— start of PROVIDED RECORDS —

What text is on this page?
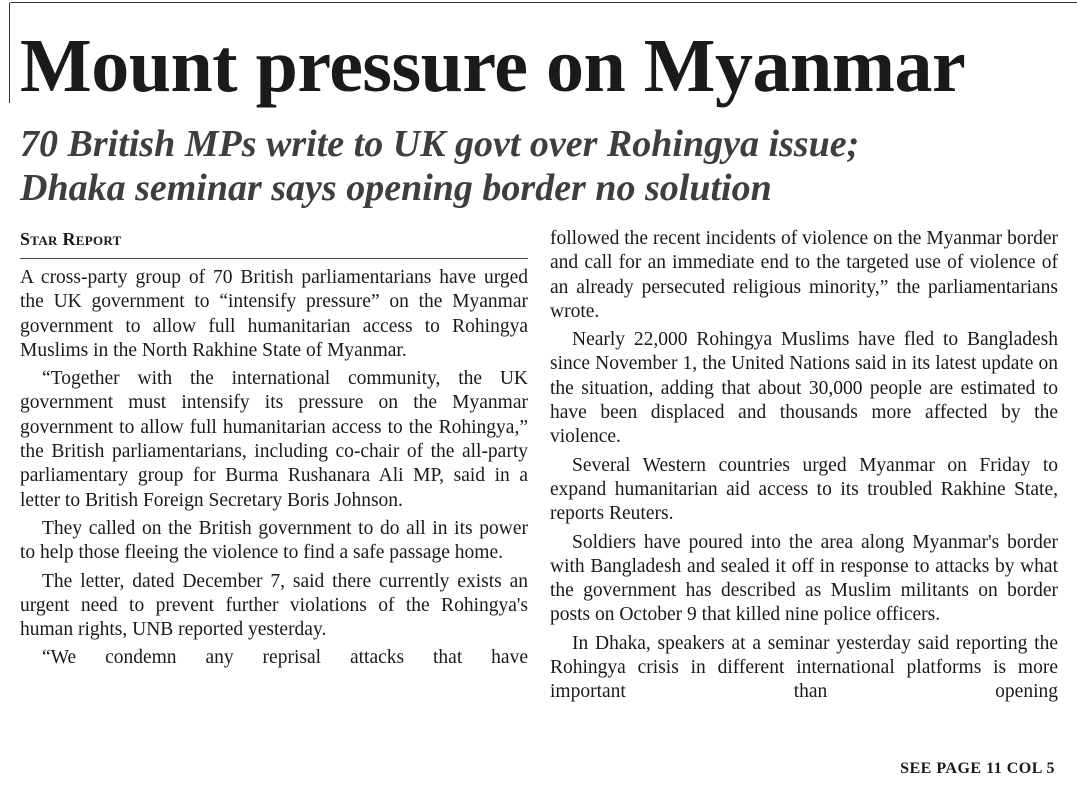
Mount pressure on Myanmar
70 British MPs write to UK govt over Rohingya issue;
Dhaka seminar says opening border no solution
Star Report

A cross-party group of 70 British parliamentarians have urged the UK government to “intensify pressure” on the Myanmar government to allow full humanitarian access to Rohingya Muslims in the North Rakhine State of Myanmar.

“Together with the international community, the UK government must intensify its pressure on the Myanmar government to allow full humanitarian access to the Rohingya,” the British parliamentarians, including co-chair of the all-party parliamentary group for Burma Rushanara Ali MP, said in a letter to British Foreign Secretary Boris Johnson.

They called on the British government to do all in its power to help those fleeing the violence to find a safe passage home.

The letter, dated December 7, said there currently exists an urgent need to prevent further violations of the Rohingya's human rights, UNB reported yesterday.

“We condemn any reprisal attacks that have

followed the recent incidents of violence on the Myanmar border and call for an immediate end to the targeted use of violence of an already persecuted religious minority,” the parliamentarians wrote.

Nearly 22,000 Rohingya Muslims have fled to Bangladesh since November 1, the United Nations said in its latest update on the situation, adding that about 30,000 people are estimated to have been displaced and thousands more affected by the violence.

Several Western countries urged Myanmar on Friday to expand humanitarian aid access to its troubled Rakhine State, reports Reuters.

Soldiers have poured into the area along Myanmar's border with Bangladesh and sealed it off in response to attacks by what the government has described as Muslim militants on border posts on October 9 that killed nine police officers.

In Dhaka, speakers at a seminar yesterday said reporting the Rohingya crisis in different international platforms is more important than opening

SEE PAGE 11 COL 5
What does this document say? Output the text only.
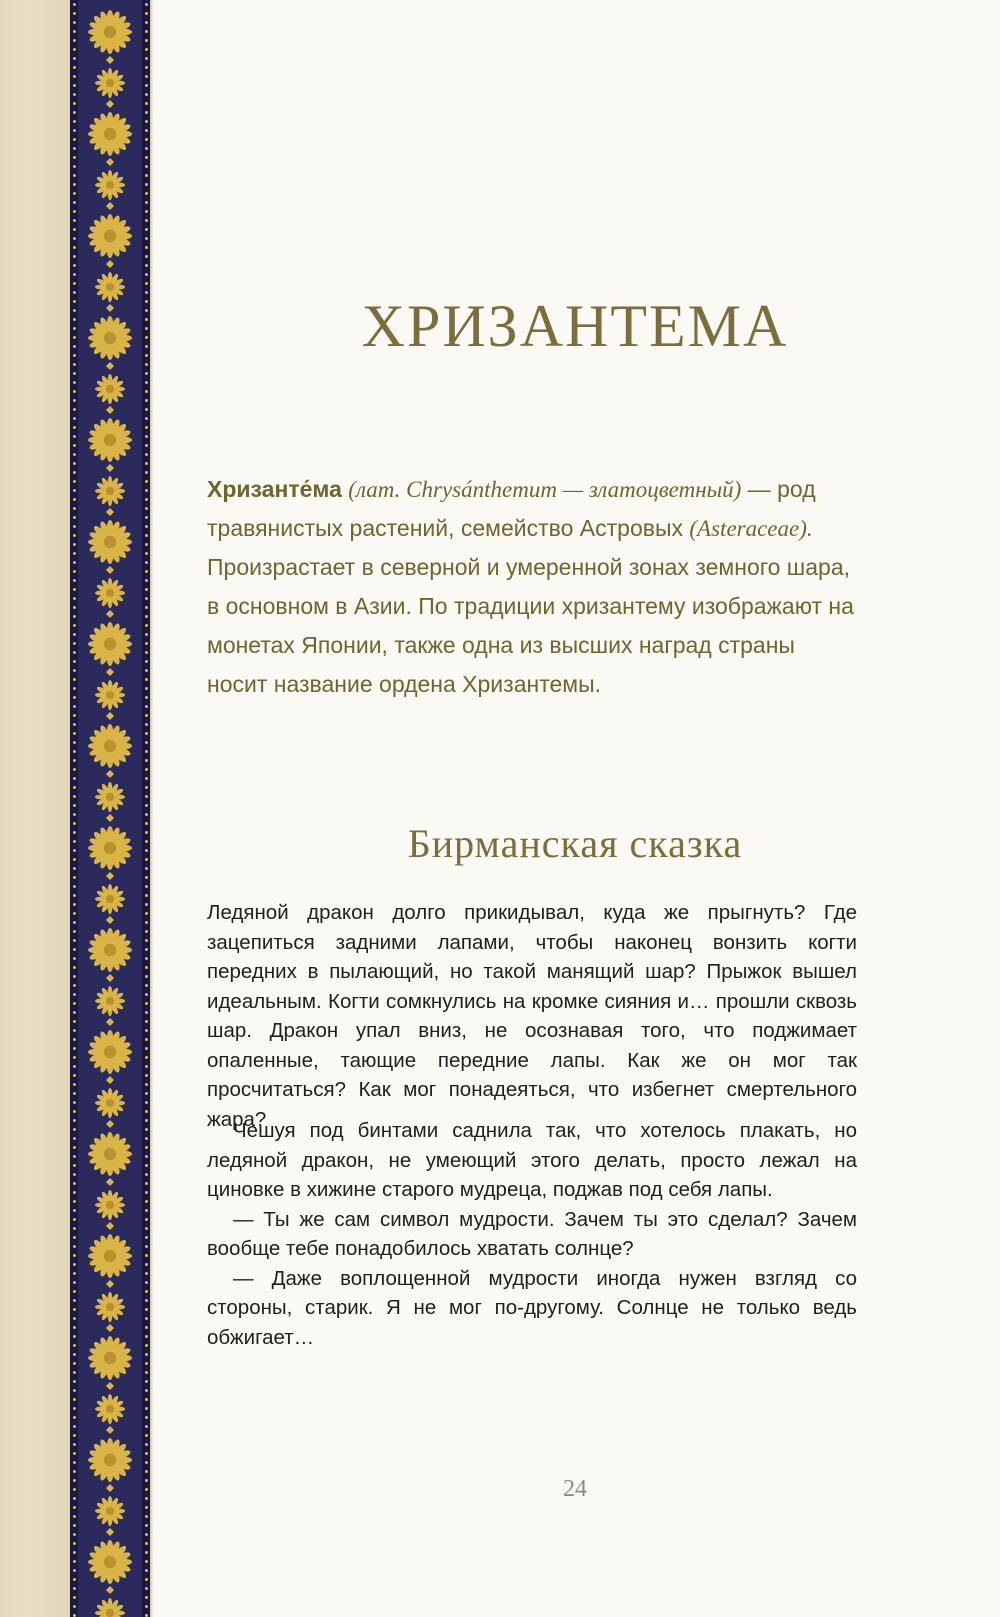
ХРИЗАНТЕМА
Хризанте́ма (лат. Chrysánthemum — златоцветный) — род травянистых растений, семейство Астровых (Asteraceae). Произрастает в северной и умеренной зонах земного шара, в основном в Азии. По традиции хризантему изображают на монетах Японии, также одна из высших наград страны носит название ордена Хризантемы.
Бирманская сказка

Ледяной дракон долго прикидывал, куда же прыгнуть? Где зацепиться задними лапами, чтобы наконец вонзить когти передних в пылающий, но такой манящий шар? Прыжок вышел идеальным. Когти сомкнулись на кромке сияния и… прошли сквозь шар. Дракон упал вниз, не осознавая того, что поджимает опаленные, тающие передние лапы. Как же он мог так просчитаться? Как мог понадеяться, что избегнет смертельного жара?

Чешуя под бинтами саднила так, что хотелось плакать, но ледяной дракон, не умеющий этого делать, просто лежал на циновке в хижине старого мудреца, поджав под себя лапы.

— Ты же сам символ мудрости. Зачем ты это сделал? Зачем вообще тебе понадобилось хватать солнце?

— Даже воплощенной мудрости иногда нужен взгляд со стороны, старик. Я не мог по-другому. Солнце не только ведь обжигает…

24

— end of PROVIDED RECORDS —

Set the pictures aside and transcribe the data above exactly.

What text is on this page?
Mount pressure on Myanmar
70 British MPs write to UK govt over Rohingya issue;
Dhaka seminar says opening border no solution
Star Report

A cross-party group of 70 British parliamentarians have urged the UK government to “intensify pressure” on the Myanmar government to allow full humanitarian access to Rohingya Muslims in the North Rakhine State of Myanmar.

“Together with the international community, the UK government must intensify its pressure on the Myanmar government to allow full humanitarian access to the Rohingya,” the British parliamentarians, including co-chair of the all-party parliamentary group for Burma Rushanara Ali MP, said in a letter to British Foreign Secretary Boris Johnson.

They called on the British government to do all in its power to help those fleeing the violence to find a safe passage home.

The letter, dated December 7, said there currently exists an urgent need to prevent further violations of the Rohingya's human rights, UNB reported yesterday.

“We condemn any reprisal attacks that have

followed the recent incidents of violence on the Myanmar border and call for an immediate end to the targeted use of violence of an already persecuted religious minority,” the parliamentarians wrote.

Nearly 22,000 Rohingya Muslims have fled to Bangladesh since November 1, the United Nations said in its latest update on the situation, adding that about 30,000 people are estimated to have been displaced and thousands more affected by the violence.

Several Western countries urged Myanmar on Friday to expand humanitarian aid access to its troubled Rakhine State, reports Reuters.

Soldiers have poured into the area along Myanmar's border with Bangladesh and sealed it off in response to attacks by what the government has described as Muslim militants on border posts on October 9 that killed nine police officers.

In Dhaka, speakers at a seminar yesterday said reporting the Rohingya crisis in different international platforms is more important than opening

SEE PAGE 11 COL 5
What does this document say? Output the text only.
ХРИЗАНТЕМА
Хризанте́ма (лат. Chrysánthemum — златоцветный) — род травянистых растений, семейство Астровых (Asteraceae). Произрастает в северной и умеренной зонах земного шара, в основном в Азии. По традиции хризантему изображают на монетах Японии, также одна из высших наград страны носит название ордена Хризантемы.
Бирманская сказка

Ледяной дракон долго прикидывал, куда же прыгнуть? Где зацепиться задними лапами, чтобы наконец вонзить когти передних в пылающий, но такой манящий шар? Прыжок вышел идеальным. Когти сомкнулись на кромке сияния и… прошли сквозь шар. Дракон упал вниз, не осознавая того, что поджимает опаленные, тающие передние лапы. Как же он мог так просчитаться? Как мог понадеяться, что избегнет смертельного жара?

Чешуя под бинтами саднила так, что хотелось плакать, но ледяной дракон, не умеющий этого делать, просто лежал на циновке в хижине старого мудреца, поджав под себя лапы.

— Ты же сам символ мудрости. Зачем ты это сделал? Зачем вообще тебе понадобилось хватать солнце?

— Даже воплощенной мудрости иногда нужен взгляд со стороны, старик. Я не мог по-другому. Солнце не только ведь обжигает…

24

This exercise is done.